◆ WHAT YOU WILL DO:
In the listing that follows, how many lines contain "placement"? Give the number only.

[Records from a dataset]
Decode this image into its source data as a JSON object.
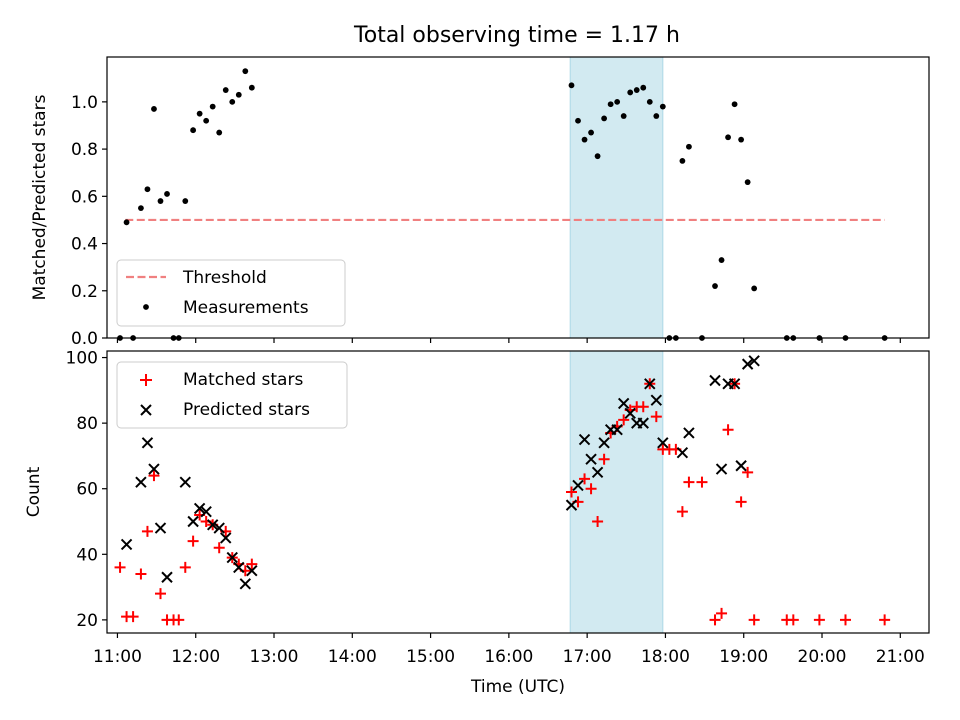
{
  "title": "Total observing time = 1.17 h",
  "x_tick_labels": [
    "11:00",
    "12:00",
    "13:00",
    "14:00",
    "15:00",
    "16:00",
    "17:00",
    "18:00",
    "19:00",
    "20:00",
    "21:00"
  ],
  "colors": {
    "threshold": "#f08080",
    "matched": "#ff0000",
    "predicted": "#000000",
    "measurement": "#000000",
    "span": "#add8e6"
  },
  "chart_data": [
    {
      "type": "scatter",
      "panel": "top",
      "ylabel": "Matched/Predicted stars",
      "xlim": [
        "10:52",
        "21:22"
      ],
      "ylim": [
        0,
        1.19
      ],
      "y_ticks": [
        0.0,
        0.2,
        0.4,
        0.6,
        0.8,
        1.0
      ],
      "x_ticks": [
        "11:00",
        "12:00",
        "13:00",
        "14:00",
        "15:00",
        "16:00",
        "17:00",
        "18:00",
        "19:00",
        "20:00",
        "21:00"
      ],
      "highlight_span": [
        "16:47",
        "17:58"
      ],
      "legend": {
        "placement": "lower-left",
        "entries": [
          "Threshold",
          "Measurements"
        ]
      },
      "threshold": {
        "name": "Threshold",
        "style": "dashed",
        "x": [
          "11:06",
          "20:48"
        ],
        "y": 0.5
      },
      "series": [
        {
          "name": "Measurements",
          "points": [
            [
              "11:02",
              0.0
            ],
            [
              "11:07",
              0.49
            ],
            [
              "11:12",
              0.0
            ],
            [
              "11:18",
              0.55
            ],
            [
              "11:23",
              0.63
            ],
            [
              "11:28",
              0.97
            ],
            [
              "11:33",
              0.58
            ],
            [
              "11:38",
              0.61
            ],
            [
              "11:43",
              0.0
            ],
            [
              "11:47",
              0.0
            ],
            [
              "11:52",
              0.58
            ],
            [
              "11:58",
              0.88
            ],
            [
              "12:03",
              0.95
            ],
            [
              "12:08",
              0.92
            ],
            [
              "12:13",
              0.98
            ],
            [
              "12:18",
              0.87
            ],
            [
              "12:23",
              1.05
            ],
            [
              "12:28",
              1.0
            ],
            [
              "12:33",
              1.03
            ],
            [
              "12:38",
              1.13
            ],
            [
              "12:43",
              1.06
            ],
            [
              "16:48",
              1.07
            ],
            [
              "16:53",
              0.92
            ],
            [
              "16:58",
              0.84
            ],
            [
              "17:03",
              0.87
            ],
            [
              "17:08",
              0.77
            ],
            [
              "17:13",
              0.93
            ],
            [
              "17:18",
              0.99
            ],
            [
              "17:23",
              1.0
            ],
            [
              "17:28",
              0.94
            ],
            [
              "17:33",
              1.04
            ],
            [
              "17:38",
              1.05
            ],
            [
              "17:43",
              1.06
            ],
            [
              "17:48",
              1.0
            ],
            [
              "17:53",
              0.94
            ],
            [
              "17:58",
              0.98
            ],
            [
              "18:03",
              0.0
            ],
            [
              "18:08",
              0.0
            ],
            [
              "18:13",
              0.75
            ],
            [
              "18:18",
              0.81
            ],
            [
              "18:28",
              0.0
            ],
            [
              "18:38",
              0.22
            ],
            [
              "18:43",
              0.33
            ],
            [
              "18:48",
              0.85
            ],
            [
              "18:53",
              0.99
            ],
            [
              "18:58",
              0.84
            ],
            [
              "19:03",
              0.66
            ],
            [
              "19:08",
              0.21
            ],
            [
              "19:33",
              0.0
            ],
            [
              "19:38",
              0.0
            ],
            [
              "19:58",
              0.0
            ],
            [
              "20:18",
              0.0
            ],
            [
              "20:48",
              0.0
            ]
          ]
        }
      ]
    },
    {
      "type": "scatter",
      "panel": "bottom",
      "xlabel": "Time (UTC)",
      "ylabel": "Count",
      "xlim": [
        "10:52",
        "21:22"
      ],
      "ylim": [
        16,
        102
      ],
      "y_ticks": [
        20,
        40,
        60,
        80,
        100
      ],
      "x_ticks": [
        "11:00",
        "12:00",
        "13:00",
        "14:00",
        "15:00",
        "16:00",
        "17:00",
        "18:00",
        "19:00",
        "20:00",
        "21:00"
      ],
      "highlight_span": [
        "16:47",
        "17:58"
      ],
      "legend": {
        "placement": "upper-left",
        "entries": [
          "Matched stars",
          "Predicted stars"
        ]
      },
      "series": [
        {
          "name": "Matched stars",
          "marker": "+",
          "points": [
            [
              "11:02",
              36
            ],
            [
              "11:07",
              21
            ],
            [
              "11:12",
              21
            ],
            [
              "11:18",
              34
            ],
            [
              "11:23",
              47
            ],
            [
              "11:28",
              64
            ],
            [
              "11:33",
              28
            ],
            [
              "11:38",
              20
            ],
            [
              "11:43",
              20
            ],
            [
              "11:47",
              20
            ],
            [
              "11:52",
              36
            ],
            [
              "11:58",
              44
            ],
            [
              "12:03",
              52
            ],
            [
              "12:08",
              50
            ],
            [
              "12:13",
              49
            ],
            [
              "12:18",
              42
            ],
            [
              "12:23",
              47
            ],
            [
              "12:28",
              39
            ],
            [
              "12:33",
              37
            ],
            [
              "12:38",
              35
            ],
            [
              "12:43",
              37
            ],
            [
              "16:48",
              59
            ],
            [
              "16:53",
              56
            ],
            [
              "16:58",
              63
            ],
            [
              "17:03",
              60
            ],
            [
              "17:08",
              50
            ],
            [
              "17:13",
              69
            ],
            [
              "17:18",
              77
            ],
            [
              "17:23",
              79
            ],
            [
              "17:28",
              81
            ],
            [
              "17:33",
              84
            ],
            [
              "17:38",
              85
            ],
            [
              "17:43",
              85
            ],
            [
              "17:48",
              92
            ],
            [
              "17:53",
              82
            ],
            [
              "17:58",
              72
            ],
            [
              "18:03",
              72
            ],
            [
              "18:08",
              72
            ],
            [
              "18:13",
              53
            ],
            [
              "18:18",
              62
            ],
            [
              "18:28",
              62
            ],
            [
              "18:38",
              20
            ],
            [
              "18:43",
              22
            ],
            [
              "18:48",
              78
            ],
            [
              "18:53",
              92
            ],
            [
              "18:58",
              56
            ],
            [
              "19:03",
              65
            ],
            [
              "19:08",
              20
            ],
            [
              "19:33",
              20
            ],
            [
              "19:38",
              20
            ],
            [
              "19:58",
              20
            ],
            [
              "20:18",
              20
            ],
            [
              "20:48",
              20
            ]
          ]
        },
        {
          "name": "Predicted stars",
          "marker": "x",
          "points": [
            [
              "11:07",
              43
            ],
            [
              "11:18",
              62
            ],
            [
              "11:23",
              74
            ],
            [
              "11:28",
              66
            ],
            [
              "11:33",
              48
            ],
            [
              "11:38",
              33
            ],
            [
              "11:52",
              62
            ],
            [
              "11:58",
              50
            ],
            [
              "12:03",
              54
            ],
            [
              "12:08",
              53
            ],
            [
              "12:13",
              49
            ],
            [
              "12:18",
              48
            ],
            [
              "12:23",
              45
            ],
            [
              "12:28",
              39
            ],
            [
              "12:33",
              36
            ],
            [
              "12:38",
              31
            ],
            [
              "12:43",
              35
            ],
            [
              "16:48",
              55
            ],
            [
              "16:53",
              61
            ],
            [
              "16:58",
              75
            ],
            [
              "17:03",
              69
            ],
            [
              "17:08",
              65
            ],
            [
              "17:13",
              74
            ],
            [
              "17:18",
              78
            ],
            [
              "17:23",
              78
            ],
            [
              "17:28",
              86
            ],
            [
              "17:33",
              83
            ],
            [
              "17:38",
              80
            ],
            [
              "17:43",
              80
            ],
            [
              "17:48",
              92
            ],
            [
              "17:53",
              87
            ],
            [
              "17:58",
              74
            ],
            [
              "18:13",
              71
            ],
            [
              "18:18",
              77
            ],
            [
              "18:38",
              93
            ],
            [
              "18:43",
              66
            ],
            [
              "18:48",
              92
            ],
            [
              "18:53",
              92
            ],
            [
              "18:58",
              67
            ],
            [
              "19:03",
              98
            ],
            [
              "19:08",
              99
            ]
          ]
        }
      ]
    }
  ]
}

◆ WORKED ANSWER:
2